= GIVEN INSTRUCTION =
Gather all lines in the entries below that include the word "would".
■ ■ ■ ■ ■
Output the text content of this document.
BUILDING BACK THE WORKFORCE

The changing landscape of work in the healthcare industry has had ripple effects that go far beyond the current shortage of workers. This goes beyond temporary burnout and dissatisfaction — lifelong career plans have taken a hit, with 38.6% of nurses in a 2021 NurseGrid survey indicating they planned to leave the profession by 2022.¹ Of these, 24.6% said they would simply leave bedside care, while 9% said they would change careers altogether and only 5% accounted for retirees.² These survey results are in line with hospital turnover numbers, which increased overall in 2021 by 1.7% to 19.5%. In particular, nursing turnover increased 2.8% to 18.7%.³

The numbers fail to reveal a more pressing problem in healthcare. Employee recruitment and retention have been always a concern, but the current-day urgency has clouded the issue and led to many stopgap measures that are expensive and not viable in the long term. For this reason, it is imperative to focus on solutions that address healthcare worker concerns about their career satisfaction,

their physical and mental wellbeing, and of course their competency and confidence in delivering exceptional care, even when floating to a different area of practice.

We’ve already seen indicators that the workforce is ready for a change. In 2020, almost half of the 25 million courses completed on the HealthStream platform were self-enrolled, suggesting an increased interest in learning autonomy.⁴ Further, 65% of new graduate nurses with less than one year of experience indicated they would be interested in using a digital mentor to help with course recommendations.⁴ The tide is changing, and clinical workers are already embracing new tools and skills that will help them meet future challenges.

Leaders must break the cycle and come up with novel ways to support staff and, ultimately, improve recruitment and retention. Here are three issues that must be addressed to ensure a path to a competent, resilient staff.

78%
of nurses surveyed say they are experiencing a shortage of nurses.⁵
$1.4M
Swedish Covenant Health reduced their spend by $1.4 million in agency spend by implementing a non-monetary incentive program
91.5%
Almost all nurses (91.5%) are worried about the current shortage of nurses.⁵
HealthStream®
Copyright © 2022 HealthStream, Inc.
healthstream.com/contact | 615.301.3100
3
■ ■ ■ ■ ■
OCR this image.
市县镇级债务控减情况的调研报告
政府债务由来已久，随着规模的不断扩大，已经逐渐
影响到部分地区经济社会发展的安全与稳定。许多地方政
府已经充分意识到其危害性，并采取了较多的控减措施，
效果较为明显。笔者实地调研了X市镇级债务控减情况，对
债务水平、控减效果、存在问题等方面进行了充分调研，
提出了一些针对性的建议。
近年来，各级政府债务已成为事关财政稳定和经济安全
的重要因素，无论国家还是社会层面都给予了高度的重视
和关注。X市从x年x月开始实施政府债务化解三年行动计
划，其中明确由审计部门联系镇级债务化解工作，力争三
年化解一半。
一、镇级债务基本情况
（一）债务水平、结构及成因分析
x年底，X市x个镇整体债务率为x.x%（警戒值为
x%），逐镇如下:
■ ■ ■ ■ ■
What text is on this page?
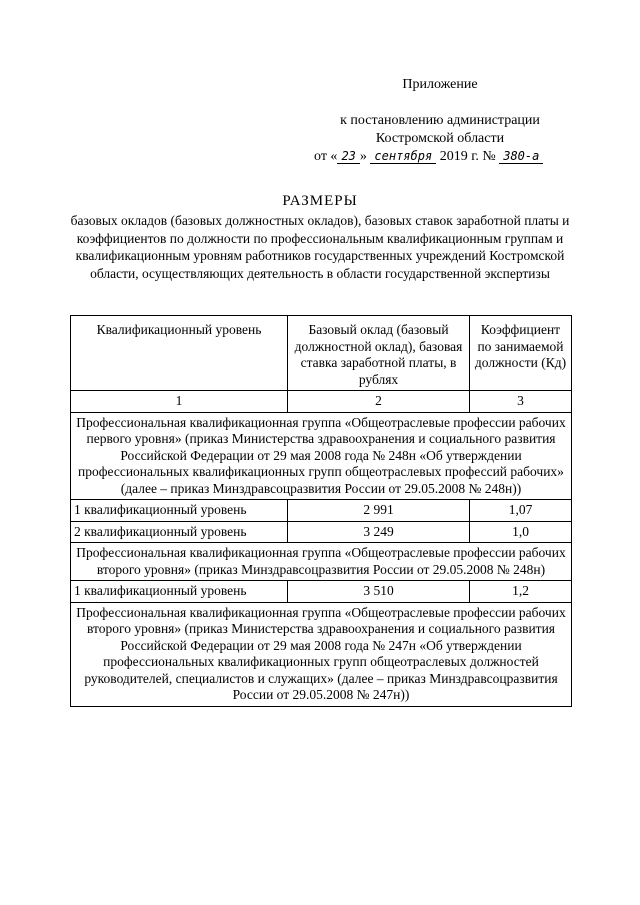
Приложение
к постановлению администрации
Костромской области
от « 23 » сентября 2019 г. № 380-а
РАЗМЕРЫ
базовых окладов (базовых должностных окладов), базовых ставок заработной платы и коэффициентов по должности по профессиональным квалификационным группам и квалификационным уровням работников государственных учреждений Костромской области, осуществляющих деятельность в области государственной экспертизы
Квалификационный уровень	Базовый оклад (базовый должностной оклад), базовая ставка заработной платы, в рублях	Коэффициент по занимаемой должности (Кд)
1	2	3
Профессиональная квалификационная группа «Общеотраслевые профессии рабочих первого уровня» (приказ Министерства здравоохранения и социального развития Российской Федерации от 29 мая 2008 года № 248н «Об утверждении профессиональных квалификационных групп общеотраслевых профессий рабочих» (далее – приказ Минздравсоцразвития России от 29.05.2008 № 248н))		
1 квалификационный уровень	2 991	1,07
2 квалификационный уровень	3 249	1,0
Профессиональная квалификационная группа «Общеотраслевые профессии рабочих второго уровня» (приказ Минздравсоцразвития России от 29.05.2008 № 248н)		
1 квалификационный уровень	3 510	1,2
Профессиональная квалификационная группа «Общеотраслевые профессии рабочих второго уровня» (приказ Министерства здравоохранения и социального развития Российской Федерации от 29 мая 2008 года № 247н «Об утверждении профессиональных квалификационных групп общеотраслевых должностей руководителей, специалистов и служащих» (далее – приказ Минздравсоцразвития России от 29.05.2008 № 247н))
■ ■ ■ ■ ■
= SOLVED PROBLEM =
The changing landscape of work in the healthcare industry has had ripple effects that go far beyond the current shortage of workers. This goes beyond temporary burnout and dissatisfaction — lifelong career plans have taken a hit, with 38.6% of nurses in a 2021 NurseGrid survey indicating they planned to leave the profession by 2022.¹ Of these, 24.6% said they would simply leave bedside care, while 9% said they would change careers altogether and only 5% accounted for retirees.² These survey results are in line with hospital turnover numbers, which increased overall in 2021 by 1.7% to 19.5%. In particular, nursing turnover increased 2.8% to 18.7%.³
We’ve already seen indicators that the workforce is ready for a change. In 2020, almost half of the 25 million courses completed on the HealthStream platform were self-enrolled, suggesting an increased interest in learning autonomy.⁴ Further, 65% of new graduate nurses with less than one year of experience indicated they would be interested in using a digital mentor to help with course recommendations.⁴ The tide is changing, and clinical workers are already embracing new tools and skills that will help them meet future challenges.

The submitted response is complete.